─── Material for this task

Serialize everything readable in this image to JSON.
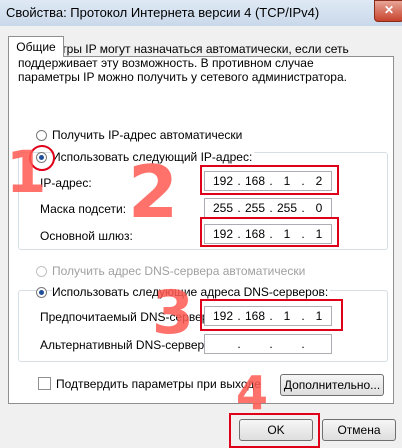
{
  "window": {
    "title": "Свойства: Протокол Интернета версии 4 (TCP/IPv4)",
    "close_glyph": "✕"
  },
  "tabs": [
    {
      "label": "Общие",
      "selected": true
    }
  ],
  "description": "Параметры IP могут назначаться автоматически, если сеть поддерживает эту возможность. В противном случае параметры IP можно получить у сетевого администратора.",
  "ip_section": {
    "auto_radio": {
      "label": "Получить IP-адрес автоматически",
      "selected": false
    },
    "manual_radio": {
      "label": "Использовать следующий IP-адрес:",
      "selected": true
    },
    "fields": [
      {
        "label": "IP-адрес:",
        "octets": [
          "192",
          "168",
          "1",
          "2"
        ]
      },
      {
        "label": "Маска подсети:",
        "octets": [
          "255",
          "255",
          "255",
          "0"
        ]
      },
      {
        "label": "Основной шлюз:",
        "octets": [
          "192",
          "168",
          "1",
          "1"
        ]
      }
    ]
  },
  "dns_section": {
    "auto_radio": {
      "label": "Получить адрес DNS-сервера автоматически",
      "selected": false,
      "enabled": false
    },
    "manual_radio": {
      "label": "Использовать следующие адреса DNS-серверов:",
      "selected": true
    },
    "fields": [
      {
        "label": "Предпочитаемый DNS-сервер:",
        "octets": [
          "192",
          "168",
          "1",
          "1"
        ]
      },
      {
        "label": "Альтернативный DNS-сервер:",
        "octets": [
          "",
          "",
          "",
          ""
        ]
      }
    ]
  },
  "validate_checkbox": {
    "label": "Подтвердить параметры при выходе",
    "checked": false
  },
  "advanced_button": "Дополнительно...",
  "ok_button": "OK",
  "cancel_button": "Отмена",
  "annotations": {
    "step1": "1",
    "step2": "2",
    "step3": "3",
    "step4": "4",
    "color": "#e0001a"
  },
  "colors": {
    "accent": "#1f4f99",
    "annotation": "#e0001a",
    "dialog_bg": "#f0f0f0"
  }
}
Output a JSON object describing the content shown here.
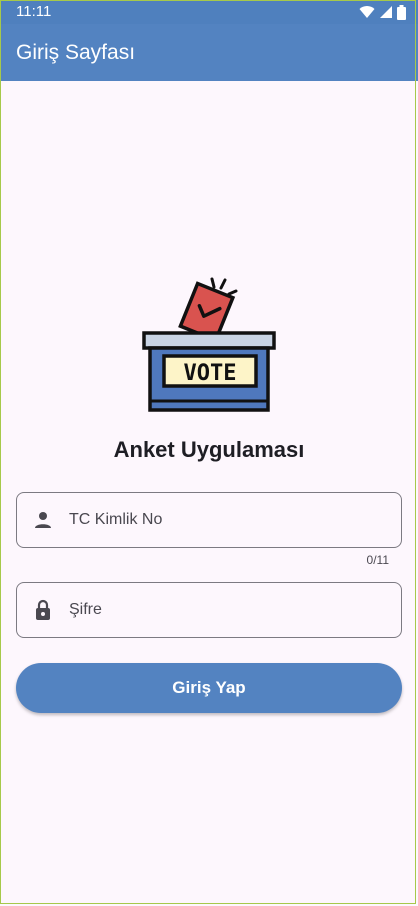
{
  "status_bar": {
    "time": "11:11",
    "icons": [
      "wifi-icon",
      "signal-icon",
      "battery-icon"
    ]
  },
  "app_bar": {
    "title": "Giriş Sayfası"
  },
  "logo": {
    "text": "VOTE"
  },
  "heading": "Anket Uygulaması",
  "form": {
    "tc_field": {
      "placeholder": "TC Kimlik No",
      "icon": "person-icon",
      "counter": "0/11"
    },
    "password_field": {
      "placeholder": "Şifre",
      "icon": "lock-icon"
    },
    "login_button": "Giriş Yap"
  },
  "colors": {
    "primary": "#5383c1",
    "background": "#fdf7fd",
    "vote_ballot": "#d9534f",
    "vote_box": "#4f78bd",
    "vote_label": "#fdf4c8"
  }
}
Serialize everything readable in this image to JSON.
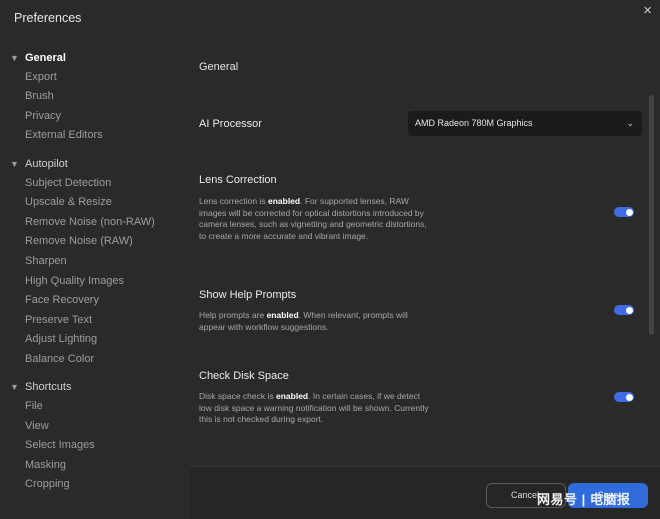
{
  "window": {
    "title": "Preferences",
    "close_glyph": "×"
  },
  "sidebar": {
    "sections": [
      {
        "label": "General",
        "active": true,
        "items": [
          "Export",
          "Brush",
          "Privacy",
          "External Editors"
        ]
      },
      {
        "label": "Autopilot",
        "active": false,
        "items": [
          "Subject Detection",
          "Upscale & Resize",
          "Remove Noise (non-RAW)",
          "Remove Noise (RAW)",
          "Sharpen",
          "High Quality Images",
          "Face Recovery",
          "Preserve Text",
          "Adjust Lighting",
          "Balance Color"
        ]
      },
      {
        "label": "Shortcuts",
        "active": false,
        "items": [
          "File",
          "View",
          "Select Images",
          "Masking",
          "Cropping"
        ]
      }
    ]
  },
  "main": {
    "page_title": "General",
    "ai_processor": {
      "label": "AI Processor",
      "value": "AMD Radeon 780M Graphics"
    },
    "lens_correction": {
      "label": "Lens Correction",
      "desc_before": "Lens correction is ",
      "desc_state": "enabled",
      "desc_after": ". For supported lenses, RAW images will be corrected for optical distortions introduced by camera lenses, such as vignetting and geometric distortions, to create a more accurate and vibrant image.",
      "enabled": true
    },
    "help_prompts": {
      "label": "Show Help Prompts",
      "desc_before": "Help prompts are ",
      "desc_state": "enabled",
      "desc_after": ". When relevant, prompts will appear with workflow suggestions.",
      "enabled": true
    },
    "disk_space": {
      "label": "Check Disk Space",
      "desc_before": "Disk space check is ",
      "desc_state": "enabled",
      "desc_after": ". In certain cases, if we detect low disk space a warning notification will be shown. Currently this is not checked during export.",
      "enabled": true
    }
  },
  "footer": {
    "cancel_label": "Cancel",
    "save_label": "Save"
  },
  "watermark": {
    "text": "网易号 | 电脑报"
  },
  "colors": {
    "accent": "#3f6ce5",
    "background": "#2a2a2a",
    "select_bg": "#1b1b1b"
  }
}
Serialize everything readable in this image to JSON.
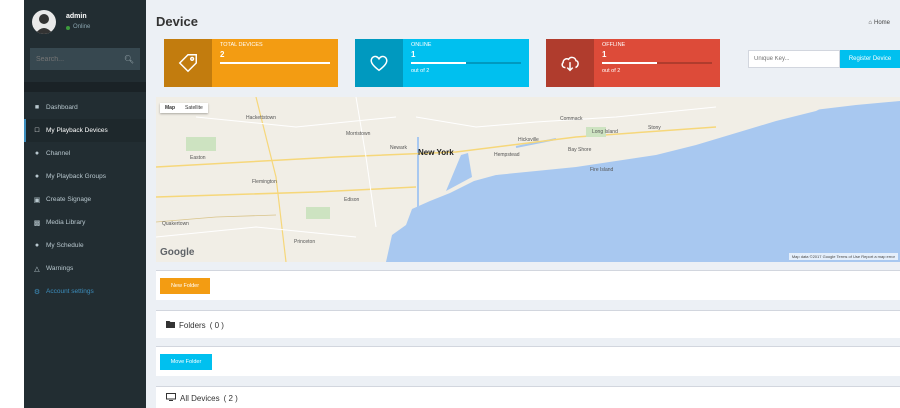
{
  "user": {
    "name": "admin",
    "status": "Online"
  },
  "sidebar": {
    "search_placeholder": "Search...",
    "items": [
      {
        "label": "Dashboard",
        "icon": "dashboard-icon"
      },
      {
        "label": "My Playback Devices",
        "icon": "monitor-icon"
      },
      {
        "label": "Channel",
        "icon": "users-icon"
      },
      {
        "label": "My Playback Groups",
        "icon": "users-icon"
      },
      {
        "label": "Create Signage",
        "icon": "calendar-icon"
      },
      {
        "label": "Media Library",
        "icon": "image-icon"
      },
      {
        "label": "My Schedule",
        "icon": "users-icon"
      },
      {
        "label": "Warnings",
        "icon": "bell-icon"
      },
      {
        "label": "Account settings",
        "icon": "gears-icon"
      }
    ]
  },
  "page": {
    "title": "Device",
    "breadcrumb_home": "Home"
  },
  "stats": {
    "total": {
      "label": "TOTAL DEVICES",
      "value": "2",
      "progress": 1.0,
      "color": "#f39c12"
    },
    "online": {
      "label": "ONLINE",
      "value": "1",
      "desc": "out of 2",
      "progress": 0.5,
      "color": "#00c0ef"
    },
    "offline": {
      "label": "OFFLINE",
      "value": "1",
      "desc": "out of 2",
      "progress": 0.5,
      "color": "#dd4b39"
    }
  },
  "register": {
    "placeholder": "Unique Key...",
    "button_label": "Register Device"
  },
  "map": {
    "tab_map": "Map",
    "tab_satellite": "Satellite",
    "city": "New York",
    "labels": [
      "Hackettstown",
      "Morristown",
      "Newark",
      "Hempstead",
      "Hicksville",
      "Commack",
      "Long Island",
      "Bay Shore",
      "Fire Island",
      "Edison",
      "Easton",
      "Flemington",
      "Quakertown",
      "Princeton",
      "Stony"
    ],
    "attribution": "Map data ©2017 Google   Terms of Use   Report a map error",
    "logo": "Google"
  },
  "actions": {
    "new_folder": "New Folder",
    "move_folder": "Move Folder"
  },
  "folders": {
    "label": "Folders",
    "count": "( 0 )"
  },
  "devices": {
    "label": "All Devices",
    "count": "( 2 )"
  },
  "colors": {
    "sidebar_bg": "#222d32",
    "content_bg": "#ecf0f5",
    "accent": "#3c8dbc",
    "warning_btn": "#f39c12",
    "info_btn": "#00c0ef"
  }
}
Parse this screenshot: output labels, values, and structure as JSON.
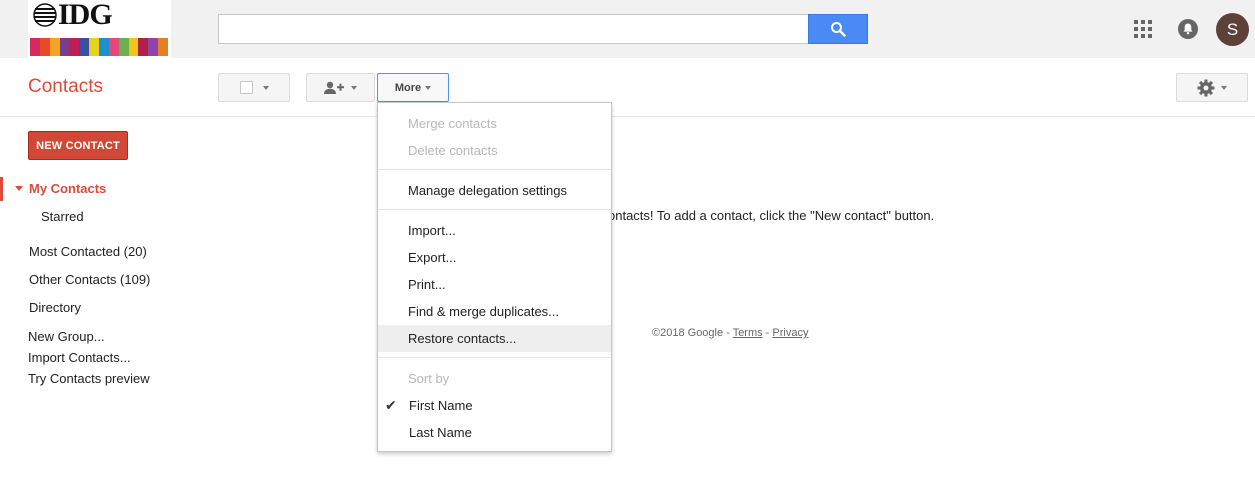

──────

# Stated goal
Exactly reproduce each record, leaving out any pictures.

# Result
Serialize everything readable in this image to JSON.
{
  "window": {
    "title": "Свойства: Протокол Интернета версии 4 (TCP/IPv4)",
    "close_glyph": "✕"
  },
  "tabs": [
    {
      "label": "Общие",
      "selected": true
    }
  ],
  "description": "Параметры IP могут назначаться автоматически, если сеть поддерживает эту возможность. В противном случае параметры IP можно получить у сетевого администратора.",
  "ip_section": {
    "auto_radio": {
      "label": "Получить IP-адрес автоматически",
      "selected": false
    },
    "manual_radio": {
      "label": "Использовать следующий IP-адрес:",
      "selected": true
    },
    "fields": [
      {
        "label": "IP-адрес:",
        "octets": [
          "192",
          "168",
          "1",
          "2"
        ]
      },
      {
        "label": "Маска подсети:",
        "octets": [
          "255",
          "255",
          "255",
          "0"
        ]
      },
      {
        "label": "Основной шлюз:",
        "octets": [
          "192",
          "168",
          "1",
          "1"
        ]
      }
    ]
  },
  "dns_section": {
    "auto_radio": {
      "label": "Получить адрес DNS-сервера автоматически",
      "selected": false,
      "enabled": false
    },
    "manual_radio": {
      "label": "Использовать следующие адреса DNS-серверов:",
      "selected": true
    },
    "fields": [
      {
        "label": "Предпочитаемый DNS-сервер:",
        "octets": [
          "192",
          "168",
          "1",
          "1"
        ]
      },
      {
        "label": "Альтернативный DNS-сервер:",
        "octets": [
          "",
          "",
          "",
          ""
        ]
      }
    ]
  },
  "validate_checkbox": {
    "label": "Подтвердить параметры при выходе",
    "checked": false
  },
  "advanced_button": "Дополнительно...",
  "ok_button": "OK",
  "cancel_button": "Отмена",
  "annotations": {
    "step1": "1",
    "step2": "2",
    "step3": "3",
    "step4": "4",
    "color": "#e0001a"
  },
  "colors": {
    "accent": "#1f4f99",
    "annotation": "#e0001a",
    "dialog_bg": "#f0f0f0"
  }
}
Output a JSON object describing the content shown here.
{
  "status_bar": {
    "time": "11:11",
    "icons": [
      "wifi-icon",
      "signal-icon",
      "battery-icon"
    ]
  },
  "app_bar": {
    "title": "Giriş Sayfası"
  },
  "logo": {
    "text": "VOTE"
  },
  "heading": "Anket Uygulaması",
  "form": {
    "tc_field": {
      "placeholder": "TC Kimlik No",
      "icon": "person-icon",
      "counter": "0/11"
    },
    "password_field": {
      "placeholder": "Şifre",
      "icon": "lock-icon"
    },
    "login_button": "Giriş Yap"
  },
  "colors": {
    "primary": "#5383c1",
    "background": "#fdf7fd",
    "vote_ballot": "#d9534f",
    "vote_box": "#4f78bd",
    "vote_label": "#fdf4c8"
  }
}
Serialize everything readable in this image to JSON.
{
  "window": {
    "title": "Preferences",
    "close_glyph": "×"
  },
  "sidebar": {
    "sections": [
      {
        "label": "General",
        "active": true,
        "items": [
          "Export",
          "Brush",
          "Privacy",
          "External Editors"
        ]
      },
      {
        "label": "Autopilot",
        "active": false,
        "items": [
          "Subject Detection",
          "Upscale & Resize",
          "Remove Noise (non-RAW)",
          "Remove Noise (RAW)",
          "Sharpen",
          "High Quality Images",
          "Face Recovery",
          "Preserve Text",
          "Adjust Lighting",
          "Balance Color"
        ]
      },
      {
        "label": "Shortcuts",
        "active": false,
        "items": [
          "File",
          "View",
          "Select Images",
          "Masking",
          "Cropping"
        ]
      }
    ]
  },
  "main": {
    "page_title": "General",
    "ai_processor": {
      "label": "AI Processor",
      "value": "AMD Radeon 780M Graphics"
    },
    "lens_correction": {
      "label": "Lens Correction",
      "desc_before": "Lens correction is ",
      "desc_state": "enabled",
      "desc_after": ". For supported lenses, RAW images will be corrected for optical distortions introduced by camera lenses, such as vignetting and geometric distortions, to create a more accurate and vibrant image.",
      "enabled": true
    },
    "help_prompts": {
      "label": "Show Help Prompts",
      "desc_before": "Help prompts are ",
      "desc_state": "enabled",
      "desc_after": ". When relevant, prompts will appear with workflow suggestions.",
      "enabled": true
    },
    "disk_space": {
      "label": "Check Disk Space",
      "desc_before": "Disk space check is ",
      "desc_state": "enabled",
      "desc_after": ". In certain cases, if we detect low disk space a warning notification will be shown. Currently this is not checked during export.",
      "enabled": true
    }
  },
  "footer": {
    "cancel_label": "Cancel",
    "save_label": "Save"
  },
  "watermark": {
    "text": "网易号 | 电脑报"
  },
  "colors": {
    "accent": "#3f6ce5",
    "background": "#2a2a2a",
    "select_bg": "#1b1b1b"
  }
}
Serialize everything readable in this image to JSON.
{
  "user": {
    "name": "admin",
    "status": "Online"
  },
  "sidebar": {
    "search_placeholder": "Search...",
    "items": [
      {
        "label": "Dashboard",
        "icon": "dashboard-icon"
      },
      {
        "label": "My Playback Devices",
        "icon": "monitor-icon"
      },
      {
        "label": "Channel",
        "icon": "users-icon"
      },
      {
        "label": "My Playback Groups",
        "icon": "users-icon"
      },
      {
        "label": "Create Signage",
        "icon": "calendar-icon"
      },
      {
        "label": "Media Library",
        "icon": "image-icon"
      },
      {
        "label": "My Schedule",
        "icon": "users-icon"
      },
      {
        "label": "Warnings",
        "icon": "bell-icon"
      },
      {
        "label": "Account settings",
        "icon": "gears-icon"
      }
    ]
  },
  "page": {
    "title": "Device",
    "breadcrumb_home": "Home"
  },
  "stats": {
    "total": {
      "label": "TOTAL DEVICES",
      "value": "2",
      "progress": 1.0,
      "color": "#f39c12"
    },
    "online": {
      "label": "ONLINE",
      "value": "1",
      "desc": "out of 2",
      "progress": 0.5,
      "color": "#00c0ef"
    },
    "offline": {
      "label": "OFFLINE",
      "value": "1",
      "desc": "out of 2",
      "progress": 0.5,
      "color": "#dd4b39"
    }
  },
  "register": {
    "placeholder": "Unique Key...",
    "button_label": "Register Device"
  },
  "map": {
    "tab_map": "Map",
    "tab_satellite": "Satellite",
    "city": "New York",
    "labels": [
      "Hackettstown",
      "Morristown",
      "Newark",
      "Hempstead",
      "Hicksville",
      "Commack",
      "Long Island",
      "Bay Shore",
      "Fire Island",
      "Edison",
      "Easton",
      "Flemington",
      "Quakertown",
      "Princeton",
      "Stony"
    ],
    "attribution": "Map data ©2017 Google   Terms of Use   Report a map error",
    "logo": "Google"
  },
  "actions": {
    "new_folder": "New Folder",
    "move_folder": "Move Folder"
  },
  "folders": {
    "label": "Folders",
    "count": "( 0 )"
  },
  "devices": {
    "label": "All Devices",
    "count": "( 2 )"
  },
  "colors": {
    "sidebar_bg": "#222d32",
    "content_bg": "#ecf0f5",
    "accent": "#3c8dbc",
    "warning_btn": "#f39c12",
    "info_btn": "#00c0ef"
  }
}
Parse this screenshot: output labels, values, and structure as JSON.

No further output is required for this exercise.